TO BE DONE. Give the records back in full, exactly as they read.

[Data entries]

'''

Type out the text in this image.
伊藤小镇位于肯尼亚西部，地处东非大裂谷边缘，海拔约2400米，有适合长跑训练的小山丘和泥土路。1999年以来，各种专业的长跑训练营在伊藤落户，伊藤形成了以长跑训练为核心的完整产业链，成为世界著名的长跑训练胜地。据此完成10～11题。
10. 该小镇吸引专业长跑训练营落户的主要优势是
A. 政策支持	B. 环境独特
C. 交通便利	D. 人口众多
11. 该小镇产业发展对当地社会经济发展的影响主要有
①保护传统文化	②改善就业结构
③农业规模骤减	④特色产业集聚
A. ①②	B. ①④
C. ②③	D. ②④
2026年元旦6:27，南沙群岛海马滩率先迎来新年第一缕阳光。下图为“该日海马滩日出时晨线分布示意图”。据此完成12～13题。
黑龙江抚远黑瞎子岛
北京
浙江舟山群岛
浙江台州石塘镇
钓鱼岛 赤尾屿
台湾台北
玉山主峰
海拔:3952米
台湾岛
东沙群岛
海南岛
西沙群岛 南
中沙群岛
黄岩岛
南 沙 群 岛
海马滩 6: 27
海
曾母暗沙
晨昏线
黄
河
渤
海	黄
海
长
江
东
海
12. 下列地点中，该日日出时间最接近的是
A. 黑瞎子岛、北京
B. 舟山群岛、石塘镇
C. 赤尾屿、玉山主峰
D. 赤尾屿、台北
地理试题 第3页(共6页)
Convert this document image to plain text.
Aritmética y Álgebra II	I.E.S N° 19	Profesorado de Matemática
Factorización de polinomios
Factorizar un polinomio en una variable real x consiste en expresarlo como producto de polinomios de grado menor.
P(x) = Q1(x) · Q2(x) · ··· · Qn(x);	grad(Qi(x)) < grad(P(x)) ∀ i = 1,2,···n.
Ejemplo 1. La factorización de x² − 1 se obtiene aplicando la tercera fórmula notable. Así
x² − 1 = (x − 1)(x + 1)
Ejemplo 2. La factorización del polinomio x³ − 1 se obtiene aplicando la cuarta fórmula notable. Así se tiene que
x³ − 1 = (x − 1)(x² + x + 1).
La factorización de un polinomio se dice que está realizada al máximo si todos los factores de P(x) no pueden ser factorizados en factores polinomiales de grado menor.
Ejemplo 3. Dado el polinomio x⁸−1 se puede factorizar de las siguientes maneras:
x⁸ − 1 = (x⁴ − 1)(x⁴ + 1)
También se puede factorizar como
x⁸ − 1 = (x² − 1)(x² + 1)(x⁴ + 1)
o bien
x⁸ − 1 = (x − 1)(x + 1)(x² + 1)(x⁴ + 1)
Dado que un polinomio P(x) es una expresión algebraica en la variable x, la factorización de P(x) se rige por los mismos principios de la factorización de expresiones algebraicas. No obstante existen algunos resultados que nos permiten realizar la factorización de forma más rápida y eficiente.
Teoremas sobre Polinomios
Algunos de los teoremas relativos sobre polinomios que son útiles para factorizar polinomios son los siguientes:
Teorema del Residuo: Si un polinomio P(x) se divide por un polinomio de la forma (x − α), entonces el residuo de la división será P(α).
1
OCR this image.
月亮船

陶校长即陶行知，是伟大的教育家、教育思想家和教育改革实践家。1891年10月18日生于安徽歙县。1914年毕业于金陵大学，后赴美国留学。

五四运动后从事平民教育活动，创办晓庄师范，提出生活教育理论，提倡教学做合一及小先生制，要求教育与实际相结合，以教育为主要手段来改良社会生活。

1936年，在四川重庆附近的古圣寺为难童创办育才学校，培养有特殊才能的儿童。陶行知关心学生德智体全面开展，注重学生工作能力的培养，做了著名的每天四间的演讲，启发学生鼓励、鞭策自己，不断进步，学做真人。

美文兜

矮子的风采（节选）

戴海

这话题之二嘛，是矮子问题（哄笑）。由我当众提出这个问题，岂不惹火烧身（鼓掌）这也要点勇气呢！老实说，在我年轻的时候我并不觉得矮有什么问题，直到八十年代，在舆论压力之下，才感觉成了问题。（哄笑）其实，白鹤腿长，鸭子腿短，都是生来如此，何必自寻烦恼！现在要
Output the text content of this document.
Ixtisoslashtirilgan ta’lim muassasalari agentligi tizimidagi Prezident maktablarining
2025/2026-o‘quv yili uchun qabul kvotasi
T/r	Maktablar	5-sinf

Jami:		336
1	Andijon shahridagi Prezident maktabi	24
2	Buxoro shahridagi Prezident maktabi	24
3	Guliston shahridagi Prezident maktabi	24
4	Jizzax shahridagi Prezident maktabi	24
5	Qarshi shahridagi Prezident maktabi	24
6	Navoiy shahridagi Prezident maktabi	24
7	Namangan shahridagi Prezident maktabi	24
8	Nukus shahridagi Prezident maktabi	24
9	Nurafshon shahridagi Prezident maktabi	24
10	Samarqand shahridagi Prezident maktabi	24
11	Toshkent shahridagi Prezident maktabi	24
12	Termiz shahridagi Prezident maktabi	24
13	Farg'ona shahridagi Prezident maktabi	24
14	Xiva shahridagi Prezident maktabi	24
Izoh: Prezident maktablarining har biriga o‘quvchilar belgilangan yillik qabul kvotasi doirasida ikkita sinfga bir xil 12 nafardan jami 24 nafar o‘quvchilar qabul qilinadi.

'''

SOLVED EXERCISE.
Type out the text in this image.
伊藤小镇位于肯尼亚西部，地处东非大裂谷边缘，海拔约2400米，有适合长跑训练的小山丘和泥土路。1999年以来，各种专业的长跑训练营在伊藤落户，伊藤形成了以长跑训练为核心的完整产业链，成为世界著名的长跑训练胜地。据此完成10～11题。
10. 该小镇吸引专业长跑训练营落户的主要优势是
A. 政策支持	B. 环境独特
C. 交通便利	D. 人口众多
11. 该小镇产业发展对当地社会经济发展的影响主要有
①保护传统文化	②改善就业结构
③农业规模骤减	④特色产业集聚
A. ①②	B. ①④
C. ②③	D. ②④
2026年元旦6:27，南沙群岛海马滩率先迎来新年第一缕阳光。下图为“该日海马滩日出时晨线分布示意图”。据此完成12～13题。
黑龙江抚远黑瞎子岛
北京
浙江舟山群岛
浙江台州石塘镇
钓鱼岛 赤尾屿
台湾台北
玉山主峰
海拔:3952米
台湾岛
东沙群岛
海南岛
西沙群岛 南
中沙群岛
黄岩岛
南 沙 群 岛
海马滩 6: 27
海
曾母暗沙
晨昏线
黄
河
渤
海	黄
海
长
江
东
海
12. 下列地点中，该日日出时间最接近的是
A. 黑瞎子岛、北京
B. 舟山群岛、石塘镇
C. 赤尾屿、玉山主峰
D. 赤尾屿、台北
地理试题 第3页(共6页)
Convert this document image to plain text.
Aritmética y Álgebra II	I.E.S N° 19	Profesorado de Matemática
Factorización de polinomios
Factorizar un polinomio en una variable real x consiste en expresarlo como producto de polinomios de grado menor.
P(x) = Q1(x) · Q2(x) · ··· · Qn(x);	grad(Qi(x)) < grad(P(x)) ∀ i = 1,2,···n.
Ejemplo 1. La factorización de x² − 1 se obtiene aplicando la tercera fórmula notable. Así
x² − 1 = (x − 1)(x + 1)
Ejemplo 2. La factorización del polinomio x³ − 1 se obtiene aplicando la cuarta fórmula notable. Así se tiene que
x³ − 1 = (x − 1)(x² + x + 1).
La factorización de un polinomio se dice que está realizada al máximo si todos los factores de P(x) no pueden ser factorizados en factores polinomiales de grado menor.
Ejemplo 3. Dado el polinomio x⁸−1 se puede factorizar de las siguientes maneras:
x⁸ − 1 = (x⁴ − 1)(x⁴ + 1)
También se puede factorizar como
x⁸ − 1 = (x² − 1)(x² + 1)(x⁴ + 1)
o bien
x⁸ − 1 = (x − 1)(x + 1)(x² + 1)(x⁴ + 1)
Dado que un polinomio P(x) es una expresión algebraica en la variable x, la factorización de P(x) se rige por los mismos principios de la factorización de expresiones algebraicas. No obstante existen algunos resultados que nos permiten realizar la factorización de forma más rápida y eficiente.
Teoremas sobre Polinomios
Algunos de los teoremas relativos sobre polinomios que son útiles para factorizar polinomios son los siguientes:
Teorema del Residuo: Si un polinomio P(x) se divide por un polinomio de la forma (x − α), entonces el residuo de la división será P(α).
1
OCR this image.
月亮船

陶校长即陶行知，是伟大的教育家、教育思想家和教育改革实践家。1891年10月18日生于安徽歙县。1914年毕业于金陵大学，后赴美国留学。

五四运动后从事平民教育活动，创办晓庄师范，提出生活教育理论，提倡教学做合一及小先生制，要求教育与实际相结合，以教育为主要手段来改良社会生活。

1936年，在四川重庆附近的古圣寺为难童创办育才学校，培养有特殊才能的儿童。陶行知关心学生德智体全面开展，注重学生工作能力的培养，做了著名的每天四间的演讲，启发学生鼓励、鞭策自己，不断进步，学做真人。

美文兜

矮子的风采（节选）

戴海

这话题之二嘛，是矮子问题（哄笑）。由我当众提出这个问题，岂不惹火烧身（鼓掌）这也要点勇气呢！老实说，在我年轻的时候我并不觉得矮有什么问题，直到八十年代，在舆论压力之下，才感觉成了问题。（哄笑）其实，白鹤腿长，鸭子腿短，都是生来如此，何必自寻烦恼！现在要
Output the text content of this document.
Ixtisoslashtirilgan ta’lim muassasalari agentligi tizimidagi Prezident maktablarining
2025/2026-o‘quv yili uchun qabul kvotasi
T/r	Maktablar	5-sinf

Jami:		336
1	Andijon shahridagi Prezident maktabi	24
2	Buxoro shahridagi Prezident maktabi	24
3	Guliston shahridagi Prezident maktabi	24
4	Jizzax shahridagi Prezident maktabi	24
5	Qarshi shahridagi Prezident maktabi	24
6	Navoiy shahridagi Prezident maktabi	24
7	Namangan shahridagi Prezident maktabi	24
8	Nukus shahridagi Prezident maktabi	24
9	Nurafshon shahridagi Prezident maktabi	24
10	Samarqand shahridagi Prezident maktabi	24
11	Toshkent shahridagi Prezident maktabi	24
12	Termiz shahridagi Prezident maktabi	24
13	Farg'ona shahridagi Prezident maktabi	24
14	Xiva shahridagi Prezident maktabi	24
Izoh: Prezident maktablarining har biriga o‘quvchilar belgilangan yillik qabul kvotasi doirasida ikkita sinfga bir xil 12 nafardan jami 24 nafar o‘quvchilar qabul qilinadi.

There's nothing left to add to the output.